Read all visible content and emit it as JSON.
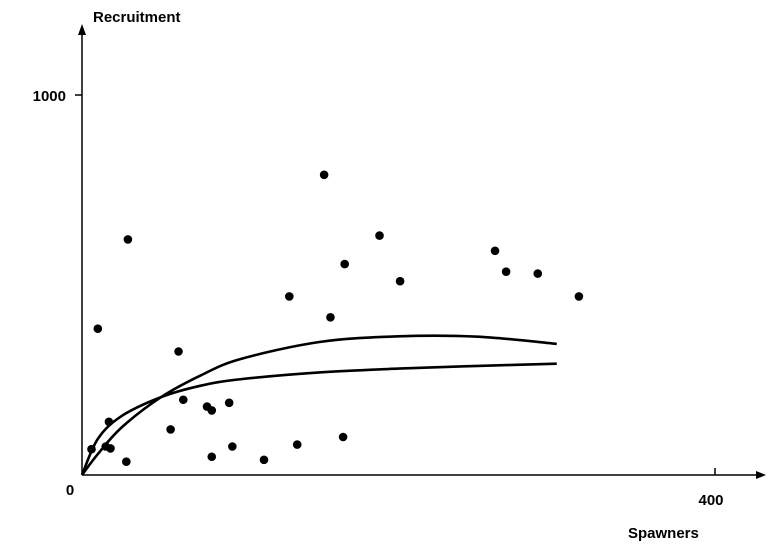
{
  "chart_data": {
    "type": "scatter",
    "title": "",
    "xlabel": "Spawners",
    "ylabel": "Recruitment",
    "xlim": [
      0,
      430
    ],
    "ylim": [
      0,
      1080
    ],
    "x_ticks": [
      0,
      400
    ],
    "x_tick_labels": [
      "0",
      "400"
    ],
    "y_ticks": [
      1000
    ],
    "y_tick_labels": [
      "1000"
    ],
    "grid": false,
    "series": [
      {
        "points": [
          [
            6,
            68
          ],
          [
            10,
            385
          ],
          [
            15,
            75
          ],
          [
            17,
            140
          ],
          [
            18,
            70
          ],
          [
            28,
            35
          ],
          [
            29,
            620
          ],
          [
            56,
            120
          ],
          [
            61,
            325
          ],
          [
            64,
            198
          ],
          [
            79,
            180
          ],
          [
            82,
            170
          ],
          [
            82,
            48
          ],
          [
            93,
            190
          ],
          [
            95,
            75
          ],
          [
            115,
            40
          ],
          [
            131,
            470
          ],
          [
            136,
            80
          ],
          [
            153,
            790
          ],
          [
            157,
            415
          ],
          [
            165,
            100
          ],
          [
            166,
            555
          ],
          [
            188,
            630
          ],
          [
            201,
            510
          ],
          [
            261,
            590
          ],
          [
            268,
            535
          ],
          [
            288,
            530
          ],
          [
            314,
            470
          ]
        ]
      }
    ],
    "curves": [
      {
        "x": [
          0,
          10,
          25,
          50,
          75,
          100,
          150,
          200,
          250,
          300
        ],
        "y": [
          0,
          95,
          155,
          205,
          235,
          252,
          270,
          280,
          287,
          293
        ]
      },
      {
        "x": [
          0,
          10,
          25,
          50,
          75,
          100,
          150,
          200,
          250,
          300
        ],
        "y": [
          0,
          55,
          125,
          205,
          262,
          305,
          350,
          365,
          364,
          345
        ]
      }
    ]
  }
}
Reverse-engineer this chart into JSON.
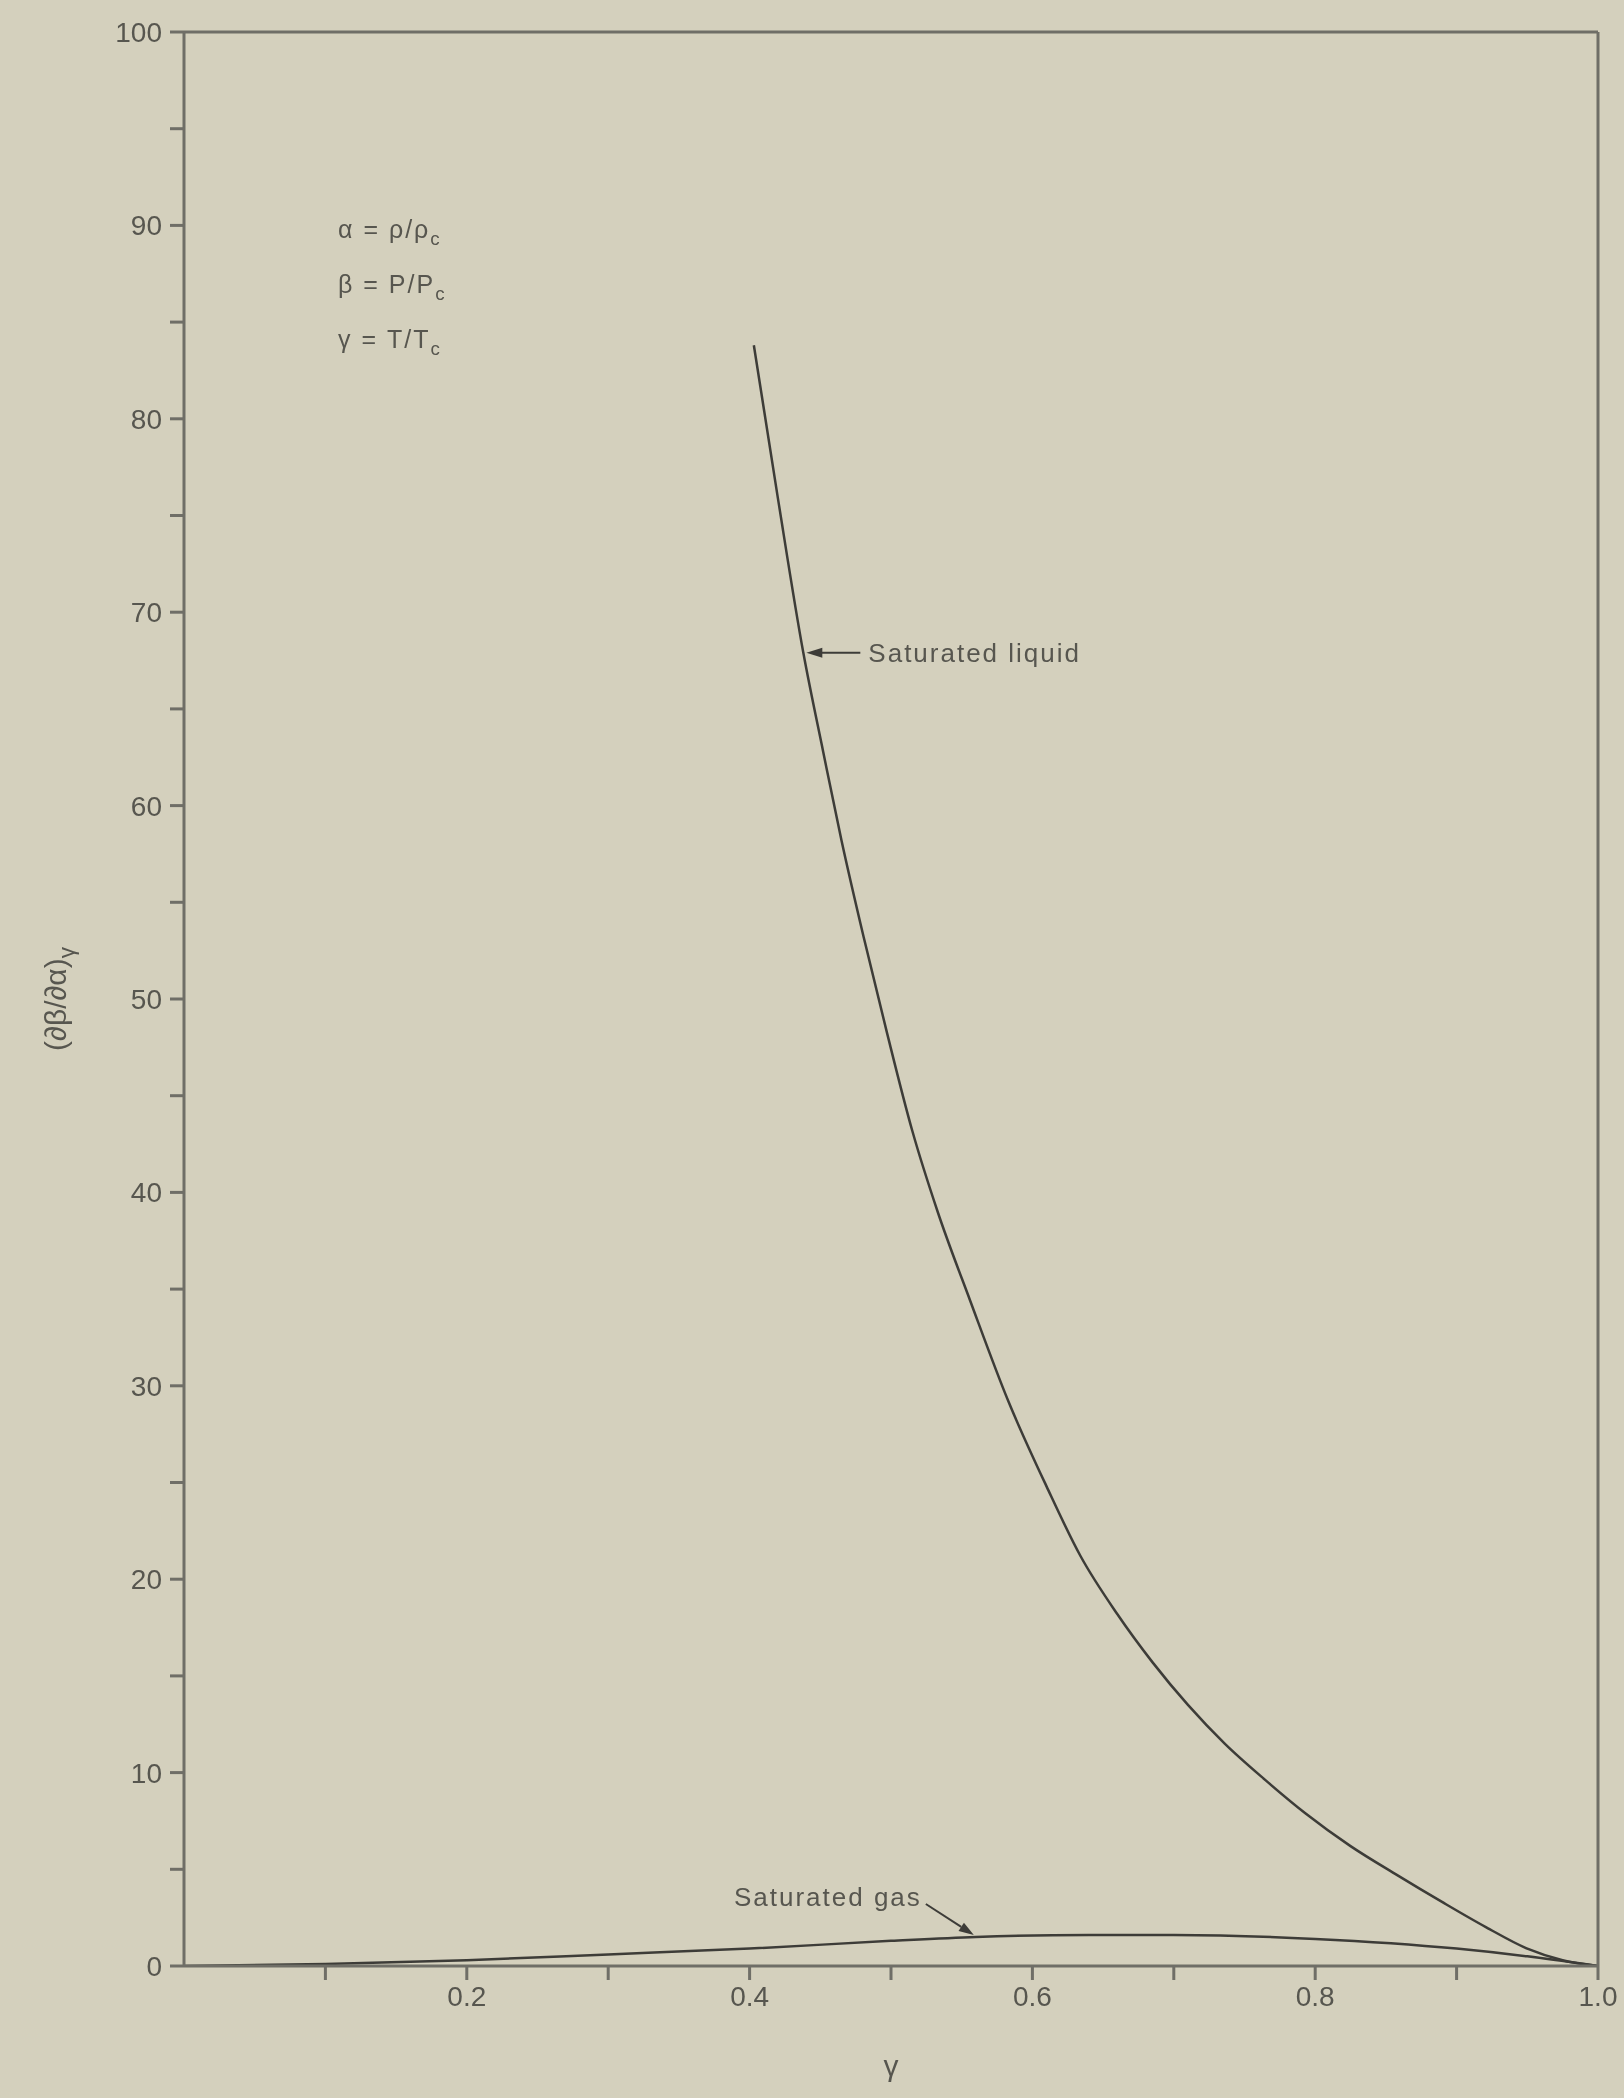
{
  "chart_data": {
    "type": "line",
    "xlabel": "γ",
    "ylabel": "(∂β/∂α)$_{γ}$",
    "annotations": [
      "α = ρ/ρ$_{c}$",
      "β = P/P$_{c}$",
      "γ = T/T$_{c}$"
    ],
    "xlim": [
      0,
      1
    ],
    "xticks": [
      {
        "value": 0.1,
        "label": null
      },
      0.2,
      {
        "value": 0.3,
        "label": null
      },
      0.4,
      {
        "value": 0.5,
        "label": null
      },
      0.6,
      {
        "value": 0.7,
        "label": null
      },
      0.8,
      {
        "value": 0.9,
        "label": null
      },
      {
        "value": 1,
        "label": "1.0"
      }
    ],
    "ylim": [
      0,
      100
    ],
    "yticks": [
      0,
      {
        "value": 5,
        "label": null
      },
      10,
      {
        "value": 15,
        "label": null
      },
      20,
      {
        "value": 25,
        "label": null
      },
      30,
      {
        "value": 35,
        "label": null
      },
      40,
      {
        "value": 45,
        "label": null
      },
      50,
      {
        "value": 55,
        "label": null
      },
      60,
      {
        "value": 65,
        "label": null
      },
      70,
      {
        "value": 75,
        "label": null
      },
      80,
      {
        "value": 85,
        "label": null
      },
      90,
      {
        "value": 95,
        "label": null
      },
      100
    ],
    "series": [
      {
        "name": "Saturated liquid",
        "color": "#3d3c38",
        "x": [
          0.403,
          0.42,
          0.438,
          0.452,
          0.465,
          0.481,
          0.497,
          0.515,
          0.533,
          0.556,
          0.583,
          0.61,
          0.634,
          0.66,
          0.685,
          0.71,
          0.736,
          0.765,
          0.793,
          0.825,
          0.858,
          0.89,
          0.921,
          0.95,
          0.975,
          1.0
        ],
        "values": [
          83.8,
          75.9,
          67.9,
          62.8,
          58.2,
          53.1,
          48.3,
          43.2,
          39.0,
          34.4,
          29.2,
          24.8,
          21.2,
          18.2,
          15.7,
          13.5,
          11.5,
          9.6,
          7.9,
          6.2,
          4.7,
          3.3,
          2.0,
          0.9,
          0.3,
          0
        ]
      },
      {
        "name": "Saturated gas",
        "color": "#3d3c38",
        "x": [
          0,
          0.1,
          0.2,
          0.3,
          0.4,
          0.5,
          0.56,
          0.64,
          0.7,
          0.8,
          0.9,
          0.95,
          1.0
        ],
        "values": [
          0,
          0.1,
          0.3,
          0.6,
          0.9,
          1.3,
          1.5,
          1.6,
          1.6,
          1.4,
          0.9,
          0.5,
          0
        ]
      }
    ]
  }
}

^^^^^^^^^^^^^^^^

• **Exercise instructions**: Retype each line of the listing above word for word. Exclude the pictures.

• **Task output**:
Read all visible content and emit it as JSON.
{
  "chart_data": {
    "type": "scatter",
    "title": "",
    "xlabel": "Spawners",
    "ylabel": "Recruitment",
    "xlim": [
      0,
      430
    ],
    "ylim": [
      0,
      1080
    ],
    "x_ticks": [
      0,
      400
    ],
    "x_tick_labels": [
      "0",
      "400"
    ],
    "y_ticks": [
      1000
    ],
    "y_tick_labels": [
      "1000"
    ],
    "grid": false,
    "series": [
      {
        "points": [
          [
            6,
            68
          ],
          [
            10,
            385
          ],
          [
            15,
            75
          ],
          [
            17,
            140
          ],
          [
            18,
            70
          ],
          [
            28,
            35
          ],
          [
            29,
            620
          ],
          [
            56,
            120
          ],
          [
            61,
            325
          ],
          [
            64,
            198
          ],
          [
            79,
            180
          ],
          [
            82,
            170
          ],
          [
            82,
            48
          ],
          [
            93,
            190
          ],
          [
            95,
            75
          ],
          [
            115,
            40
          ],
          [
            131,
            470
          ],
          [
            136,
            80
          ],
          [
            153,
            790
          ],
          [
            157,
            415
          ],
          [
            165,
            100
          ],
          [
            166,
            555
          ],
          [
            188,
            630
          ],
          [
            201,
            510
          ],
          [
            261,
            590
          ],
          [
            268,
            535
          ],
          [
            288,
            530
          ],
          [
            314,
            470
          ]
        ]
      }
    ],
    "curves": [
      {
        "x": [
          0,
          10,
          25,
          50,
          75,
          100,
          150,
          200,
          250,
          300
        ],
        "y": [
          0,
          95,
          155,
          205,
          235,
          252,
          270,
          280,
          287,
          293
        ]
      },
      {
        "x": [
          0,
          10,
          25,
          50,
          75,
          100,
          150,
          200,
          250,
          300
        ],
        "y": [
          0,
          55,
          125,
          205,
          262,
          305,
          350,
          365,
          364,
          345
        ]
      }
    ]
  }
}
Reverse-engineer this chart into JSON.
{
  "chart_data": {
    "type": "line",
    "xlabel": "γ",
    "ylabel": "(∂β/∂α)$_{γ}$",
    "annotations": [
      "α = ρ/ρ$_{c}$",
      "β = P/P$_{c}$",
      "γ = T/T$_{c}$"
    ],
    "xlim": [
      0,
      1
    ],
    "xticks": [
      {
        "value": 0.1,
        "label": null
      },
      0.2,
      {
        "value": 0.3,
        "label": null
      },
      0.4,
      {
        "value": 0.5,
        "label": null
      },
      0.6,
      {
        "value": 0.7,
        "label": null
      },
      0.8,
      {
        "value": 0.9,
        "label": null
      },
      {
        "value": 1,
        "label": "1.0"
      }
    ],
    "ylim": [
      0,
      100
    ],
    "yticks": [
      0,
      {
        "value": 5,
        "label": null
      },
      10,
      {
        "value": 15,
        "label": null
      },
      20,
      {
        "value": 25,
        "label": null
      },
      30,
      {
        "value": 35,
        "label": null
      },
      40,
      {
        "value": 45,
        "label": null
      },
      50,
      {
        "value": 55,
        "label": null
      },
      60,
      {
        "value": 65,
        "label": null
      },
      70,
      {
        "value": 75,
        "label": null
      },
      80,
      {
        "value": 85,
        "label": null
      },
      90,
      {
        "value": 95,
        "label": null
      },
      100
    ],
    "series": [
      {
        "name": "Saturated liquid",
        "color": "#3d3c38",
        "x": [
          0.403,
          0.42,
          0.438,
          0.452,
          0.465,
          0.481,
          0.497,
          0.515,
          0.533,
          0.556,
          0.583,
          0.61,
          0.634,
          0.66,
          0.685,
          0.71,
          0.736,
          0.765,
          0.793,
          0.825,
          0.858,
          0.89,
          0.921,
          0.95,
          0.975,
          1.0
        ],
        "values": [
          83.8,
          75.9,
          67.9,
          62.8,
          58.2,
          53.1,
          48.3,
          43.2,
          39.0,
          34.4,
          29.2,
          24.8,
          21.2,
          18.2,
          15.7,
          13.5,
          11.5,
          9.6,
          7.9,
          6.2,
          4.7,
          3.3,
          2.0,
          0.9,
          0.3,
          0
        ]
      },
      {
        "name": "Saturated gas",
        "color": "#3d3c38",
        "x": [
          0,
          0.1,
          0.2,
          0.3,
          0.4,
          0.5,
          0.56,
          0.64,
          0.7,
          0.8,
          0.9,
          0.95,
          1.0
        ],
        "values": [
          0,
          0.1,
          0.3,
          0.6,
          0.9,
          1.3,
          1.5,
          1.6,
          1.6,
          1.4,
          0.9,
          0.5,
          0
        ]
      }
    ]
  }
}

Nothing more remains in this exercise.